Answer with a single number, the count of lines holding the word "footer".
───── Extracted entries ─────
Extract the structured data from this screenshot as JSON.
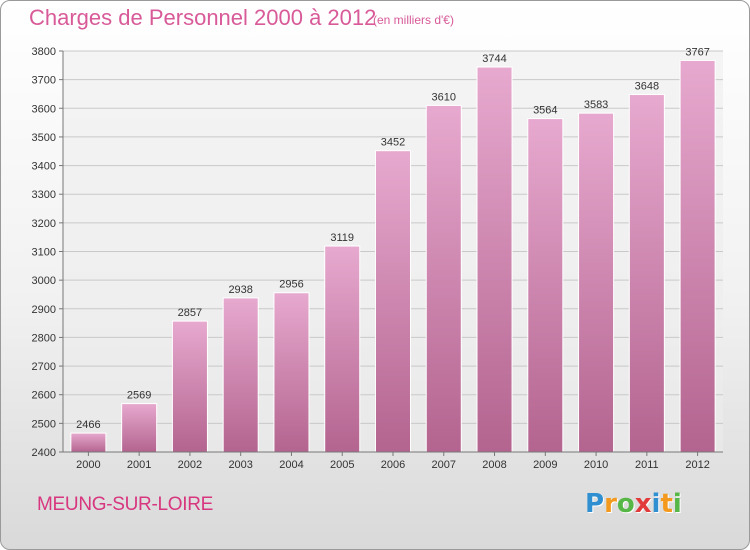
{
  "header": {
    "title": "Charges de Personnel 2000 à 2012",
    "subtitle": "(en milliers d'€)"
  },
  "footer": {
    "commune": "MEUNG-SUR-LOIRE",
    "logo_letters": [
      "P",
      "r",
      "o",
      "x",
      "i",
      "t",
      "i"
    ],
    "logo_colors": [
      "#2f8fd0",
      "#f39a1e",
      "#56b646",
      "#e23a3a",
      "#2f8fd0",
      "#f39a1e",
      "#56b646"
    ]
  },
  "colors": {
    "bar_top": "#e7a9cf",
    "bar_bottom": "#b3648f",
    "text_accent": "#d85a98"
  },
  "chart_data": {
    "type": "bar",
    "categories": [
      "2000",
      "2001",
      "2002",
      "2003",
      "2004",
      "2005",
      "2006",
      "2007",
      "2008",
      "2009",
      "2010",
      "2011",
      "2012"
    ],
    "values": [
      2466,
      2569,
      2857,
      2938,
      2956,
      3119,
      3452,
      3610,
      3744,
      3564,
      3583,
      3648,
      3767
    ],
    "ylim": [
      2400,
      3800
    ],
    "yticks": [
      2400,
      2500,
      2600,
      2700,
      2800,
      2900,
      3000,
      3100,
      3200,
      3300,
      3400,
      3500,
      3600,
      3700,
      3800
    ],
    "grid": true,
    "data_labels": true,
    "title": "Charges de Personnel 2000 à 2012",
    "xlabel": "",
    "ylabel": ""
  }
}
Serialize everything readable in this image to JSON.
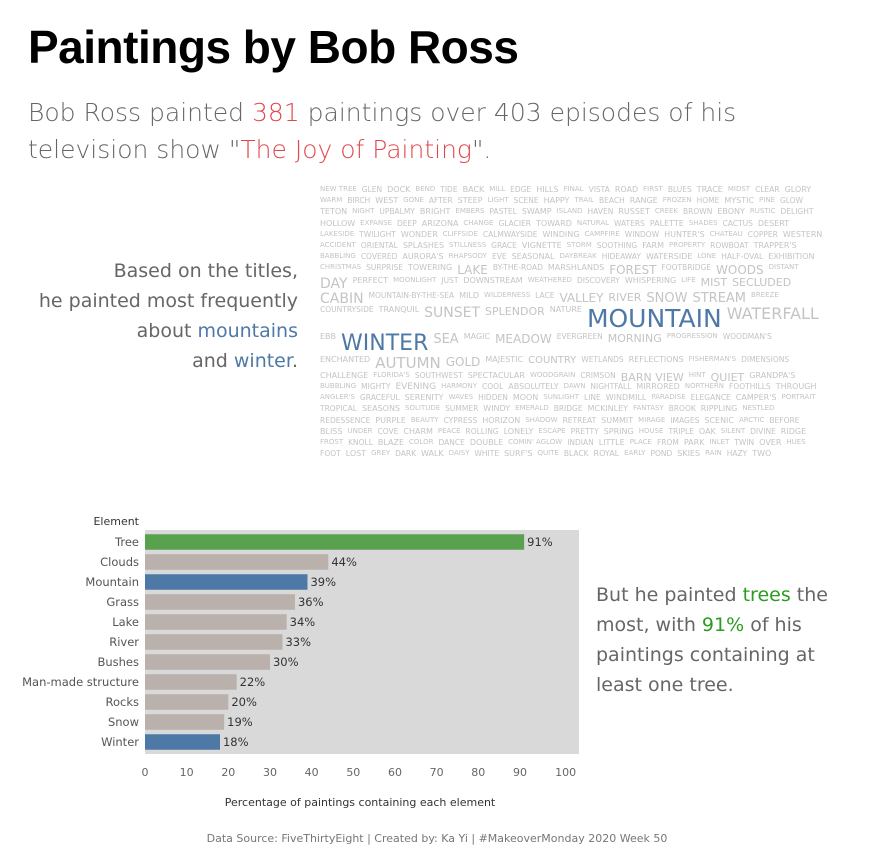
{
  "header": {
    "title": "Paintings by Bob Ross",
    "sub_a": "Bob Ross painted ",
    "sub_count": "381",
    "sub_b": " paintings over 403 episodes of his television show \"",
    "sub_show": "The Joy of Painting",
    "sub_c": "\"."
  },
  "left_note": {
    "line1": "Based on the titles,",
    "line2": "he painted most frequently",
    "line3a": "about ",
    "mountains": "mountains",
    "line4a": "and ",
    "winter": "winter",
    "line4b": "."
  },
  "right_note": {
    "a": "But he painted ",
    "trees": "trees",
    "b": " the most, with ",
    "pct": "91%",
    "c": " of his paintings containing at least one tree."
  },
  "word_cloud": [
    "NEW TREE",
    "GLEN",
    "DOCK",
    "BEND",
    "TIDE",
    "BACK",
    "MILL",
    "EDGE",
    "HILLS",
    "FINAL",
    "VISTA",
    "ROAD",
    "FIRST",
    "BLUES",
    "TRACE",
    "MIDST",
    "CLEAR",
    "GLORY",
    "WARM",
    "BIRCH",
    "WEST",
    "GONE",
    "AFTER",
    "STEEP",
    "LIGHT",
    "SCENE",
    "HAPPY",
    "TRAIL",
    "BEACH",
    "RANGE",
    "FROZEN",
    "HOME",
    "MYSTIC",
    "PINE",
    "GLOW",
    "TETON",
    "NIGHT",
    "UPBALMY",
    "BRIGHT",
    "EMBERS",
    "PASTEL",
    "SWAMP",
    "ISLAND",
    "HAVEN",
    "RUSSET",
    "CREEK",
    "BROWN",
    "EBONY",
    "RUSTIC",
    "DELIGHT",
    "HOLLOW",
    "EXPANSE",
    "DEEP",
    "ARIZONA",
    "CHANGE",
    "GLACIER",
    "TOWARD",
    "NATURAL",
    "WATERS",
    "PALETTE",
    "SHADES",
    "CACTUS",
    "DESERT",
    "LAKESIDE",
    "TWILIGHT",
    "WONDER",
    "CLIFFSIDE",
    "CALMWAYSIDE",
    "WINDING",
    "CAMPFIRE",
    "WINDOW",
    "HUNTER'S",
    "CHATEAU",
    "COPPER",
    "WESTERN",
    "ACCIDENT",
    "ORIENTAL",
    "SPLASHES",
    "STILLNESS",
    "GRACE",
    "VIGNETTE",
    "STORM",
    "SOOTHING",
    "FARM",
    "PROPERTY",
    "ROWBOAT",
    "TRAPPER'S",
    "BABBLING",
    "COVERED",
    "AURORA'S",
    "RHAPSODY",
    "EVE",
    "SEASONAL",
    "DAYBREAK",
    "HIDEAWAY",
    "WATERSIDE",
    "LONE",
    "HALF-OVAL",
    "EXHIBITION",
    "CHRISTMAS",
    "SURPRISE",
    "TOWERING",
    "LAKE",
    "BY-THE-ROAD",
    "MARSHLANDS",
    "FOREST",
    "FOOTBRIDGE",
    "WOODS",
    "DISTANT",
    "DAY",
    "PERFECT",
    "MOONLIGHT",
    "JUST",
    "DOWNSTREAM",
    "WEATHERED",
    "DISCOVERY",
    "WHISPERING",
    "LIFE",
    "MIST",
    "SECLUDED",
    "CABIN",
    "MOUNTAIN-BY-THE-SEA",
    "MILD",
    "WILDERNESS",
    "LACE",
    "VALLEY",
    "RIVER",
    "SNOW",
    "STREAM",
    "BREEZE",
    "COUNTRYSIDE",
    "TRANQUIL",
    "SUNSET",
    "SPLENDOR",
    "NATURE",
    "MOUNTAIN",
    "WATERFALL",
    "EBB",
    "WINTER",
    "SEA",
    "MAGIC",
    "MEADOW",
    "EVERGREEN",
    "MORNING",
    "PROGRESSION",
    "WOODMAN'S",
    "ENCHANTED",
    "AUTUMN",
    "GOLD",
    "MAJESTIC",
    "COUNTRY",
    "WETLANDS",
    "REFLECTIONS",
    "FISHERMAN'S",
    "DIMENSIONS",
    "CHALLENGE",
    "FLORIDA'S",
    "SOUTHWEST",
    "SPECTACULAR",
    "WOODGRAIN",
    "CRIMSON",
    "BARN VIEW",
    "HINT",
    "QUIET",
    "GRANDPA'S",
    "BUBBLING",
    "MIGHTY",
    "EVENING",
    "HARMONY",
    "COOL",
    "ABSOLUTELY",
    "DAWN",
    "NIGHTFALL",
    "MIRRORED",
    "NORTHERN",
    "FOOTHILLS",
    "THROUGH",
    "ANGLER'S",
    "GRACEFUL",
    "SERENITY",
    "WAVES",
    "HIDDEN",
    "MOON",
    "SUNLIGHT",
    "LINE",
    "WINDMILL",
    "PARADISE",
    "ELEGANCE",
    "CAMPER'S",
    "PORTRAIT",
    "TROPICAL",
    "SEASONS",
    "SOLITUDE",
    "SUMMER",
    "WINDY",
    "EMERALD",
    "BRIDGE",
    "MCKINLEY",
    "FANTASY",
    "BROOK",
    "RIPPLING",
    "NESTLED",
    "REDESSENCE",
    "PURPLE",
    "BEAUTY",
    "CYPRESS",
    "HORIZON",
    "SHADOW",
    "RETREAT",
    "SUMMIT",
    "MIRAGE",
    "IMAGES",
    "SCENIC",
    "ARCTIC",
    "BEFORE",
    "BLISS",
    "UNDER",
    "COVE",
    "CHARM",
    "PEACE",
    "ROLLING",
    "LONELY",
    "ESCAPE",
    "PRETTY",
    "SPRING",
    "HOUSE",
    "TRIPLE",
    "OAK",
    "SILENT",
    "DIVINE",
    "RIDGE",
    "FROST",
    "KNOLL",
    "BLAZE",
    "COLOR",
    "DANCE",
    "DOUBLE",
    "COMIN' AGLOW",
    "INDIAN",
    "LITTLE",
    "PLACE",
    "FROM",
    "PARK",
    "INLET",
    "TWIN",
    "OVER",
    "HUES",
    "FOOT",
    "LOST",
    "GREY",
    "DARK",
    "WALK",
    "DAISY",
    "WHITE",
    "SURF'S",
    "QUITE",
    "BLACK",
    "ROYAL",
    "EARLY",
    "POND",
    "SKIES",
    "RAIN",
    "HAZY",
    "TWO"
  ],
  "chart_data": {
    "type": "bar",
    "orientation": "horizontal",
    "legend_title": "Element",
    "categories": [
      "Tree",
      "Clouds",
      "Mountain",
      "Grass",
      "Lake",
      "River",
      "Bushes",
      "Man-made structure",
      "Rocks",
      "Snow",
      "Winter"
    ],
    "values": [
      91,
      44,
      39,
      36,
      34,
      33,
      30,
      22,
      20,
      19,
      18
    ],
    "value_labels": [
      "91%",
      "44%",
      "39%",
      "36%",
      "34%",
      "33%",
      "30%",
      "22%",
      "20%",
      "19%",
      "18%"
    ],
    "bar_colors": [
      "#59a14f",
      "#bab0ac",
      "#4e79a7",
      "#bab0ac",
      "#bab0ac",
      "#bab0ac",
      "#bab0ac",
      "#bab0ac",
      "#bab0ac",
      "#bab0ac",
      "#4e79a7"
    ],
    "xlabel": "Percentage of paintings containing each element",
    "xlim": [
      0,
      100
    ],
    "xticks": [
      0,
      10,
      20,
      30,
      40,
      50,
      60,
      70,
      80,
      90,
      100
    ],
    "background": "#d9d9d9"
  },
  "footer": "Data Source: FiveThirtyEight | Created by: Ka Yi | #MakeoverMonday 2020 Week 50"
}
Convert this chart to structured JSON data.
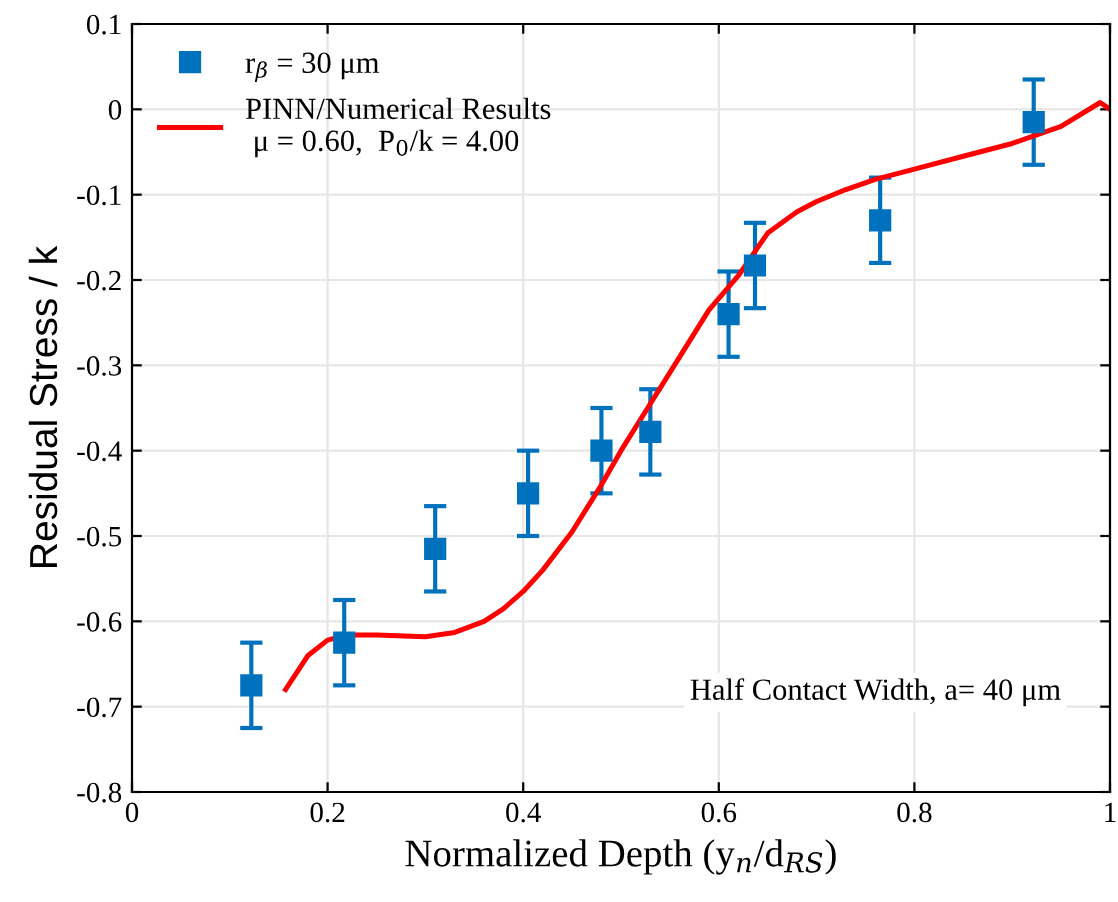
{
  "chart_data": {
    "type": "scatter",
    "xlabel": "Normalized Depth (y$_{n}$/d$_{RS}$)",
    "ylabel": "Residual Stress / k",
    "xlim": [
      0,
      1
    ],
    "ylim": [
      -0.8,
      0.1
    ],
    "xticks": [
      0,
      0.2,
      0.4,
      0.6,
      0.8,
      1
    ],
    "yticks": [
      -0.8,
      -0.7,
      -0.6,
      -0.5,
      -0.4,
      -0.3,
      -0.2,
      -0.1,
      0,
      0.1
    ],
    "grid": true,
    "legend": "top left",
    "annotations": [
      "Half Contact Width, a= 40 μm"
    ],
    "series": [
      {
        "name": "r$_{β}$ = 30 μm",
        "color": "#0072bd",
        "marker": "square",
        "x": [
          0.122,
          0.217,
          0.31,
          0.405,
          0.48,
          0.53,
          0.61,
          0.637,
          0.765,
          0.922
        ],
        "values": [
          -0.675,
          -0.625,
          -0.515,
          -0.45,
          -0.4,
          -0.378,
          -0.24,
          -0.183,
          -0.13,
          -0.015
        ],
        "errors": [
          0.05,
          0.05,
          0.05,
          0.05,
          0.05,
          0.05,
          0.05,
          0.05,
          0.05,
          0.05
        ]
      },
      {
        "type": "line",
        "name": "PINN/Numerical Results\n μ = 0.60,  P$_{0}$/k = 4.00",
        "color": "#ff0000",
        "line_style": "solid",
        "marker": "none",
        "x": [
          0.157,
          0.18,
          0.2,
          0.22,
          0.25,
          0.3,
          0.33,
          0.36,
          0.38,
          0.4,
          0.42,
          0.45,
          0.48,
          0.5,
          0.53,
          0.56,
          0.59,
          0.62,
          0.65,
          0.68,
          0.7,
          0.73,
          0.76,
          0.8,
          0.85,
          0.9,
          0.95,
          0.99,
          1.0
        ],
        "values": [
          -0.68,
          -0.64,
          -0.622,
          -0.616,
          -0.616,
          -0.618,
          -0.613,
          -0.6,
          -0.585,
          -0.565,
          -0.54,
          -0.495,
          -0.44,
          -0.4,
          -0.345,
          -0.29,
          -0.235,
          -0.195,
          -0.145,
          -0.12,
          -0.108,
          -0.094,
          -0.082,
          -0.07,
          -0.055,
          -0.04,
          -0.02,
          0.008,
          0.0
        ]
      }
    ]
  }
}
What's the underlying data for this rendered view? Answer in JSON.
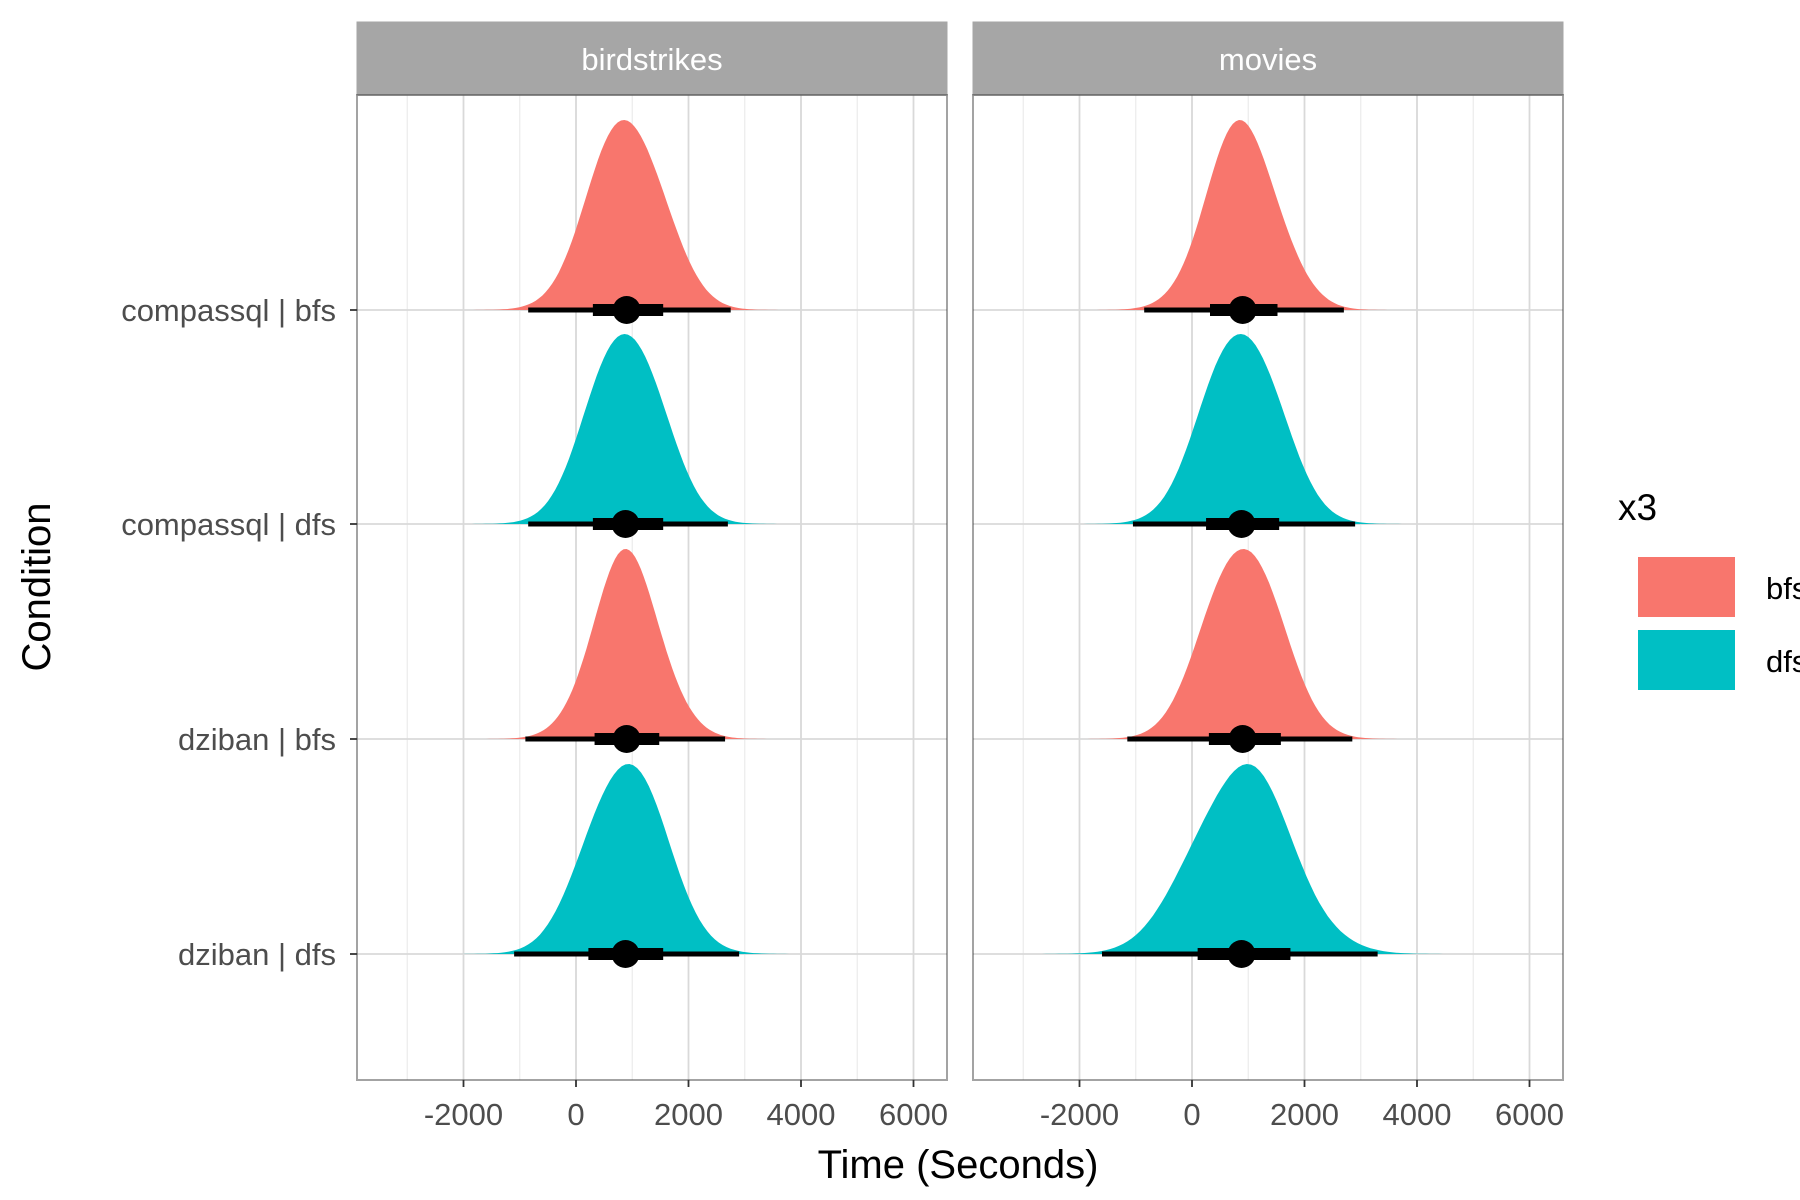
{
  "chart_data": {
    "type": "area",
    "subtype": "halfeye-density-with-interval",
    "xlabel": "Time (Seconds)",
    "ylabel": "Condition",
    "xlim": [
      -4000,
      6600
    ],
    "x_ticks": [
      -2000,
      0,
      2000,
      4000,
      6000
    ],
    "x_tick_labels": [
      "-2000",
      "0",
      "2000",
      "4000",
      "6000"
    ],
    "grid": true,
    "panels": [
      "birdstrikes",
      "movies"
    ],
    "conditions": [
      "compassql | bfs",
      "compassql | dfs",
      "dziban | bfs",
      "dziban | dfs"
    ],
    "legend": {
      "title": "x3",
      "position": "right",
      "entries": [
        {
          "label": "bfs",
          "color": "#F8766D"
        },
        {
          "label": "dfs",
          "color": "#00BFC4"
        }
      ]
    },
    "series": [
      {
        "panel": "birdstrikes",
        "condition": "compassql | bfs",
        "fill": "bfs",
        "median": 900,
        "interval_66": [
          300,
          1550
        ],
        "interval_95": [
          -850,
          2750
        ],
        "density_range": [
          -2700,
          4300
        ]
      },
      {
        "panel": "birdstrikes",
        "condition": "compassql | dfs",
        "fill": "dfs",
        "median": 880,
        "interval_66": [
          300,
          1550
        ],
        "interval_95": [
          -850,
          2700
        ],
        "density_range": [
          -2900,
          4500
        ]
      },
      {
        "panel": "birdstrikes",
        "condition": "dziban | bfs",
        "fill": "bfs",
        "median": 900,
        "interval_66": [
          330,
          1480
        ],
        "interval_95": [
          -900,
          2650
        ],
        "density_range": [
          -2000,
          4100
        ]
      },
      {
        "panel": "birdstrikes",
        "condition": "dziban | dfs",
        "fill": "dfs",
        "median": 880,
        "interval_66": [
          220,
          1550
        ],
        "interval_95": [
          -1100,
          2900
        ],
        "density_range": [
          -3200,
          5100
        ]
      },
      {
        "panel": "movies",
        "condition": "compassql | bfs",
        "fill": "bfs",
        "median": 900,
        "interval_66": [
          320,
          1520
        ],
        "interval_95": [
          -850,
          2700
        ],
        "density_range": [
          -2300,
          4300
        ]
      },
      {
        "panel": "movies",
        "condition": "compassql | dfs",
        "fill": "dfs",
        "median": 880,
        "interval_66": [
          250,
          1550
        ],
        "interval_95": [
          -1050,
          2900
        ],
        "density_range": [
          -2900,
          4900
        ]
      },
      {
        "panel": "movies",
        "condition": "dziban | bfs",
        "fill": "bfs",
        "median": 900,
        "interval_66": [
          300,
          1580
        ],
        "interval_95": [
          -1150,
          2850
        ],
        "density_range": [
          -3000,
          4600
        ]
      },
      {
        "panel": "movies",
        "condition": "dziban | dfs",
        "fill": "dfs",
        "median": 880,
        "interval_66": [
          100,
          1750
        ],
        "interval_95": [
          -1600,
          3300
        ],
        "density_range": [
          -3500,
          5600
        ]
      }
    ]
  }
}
─────
The response -> 2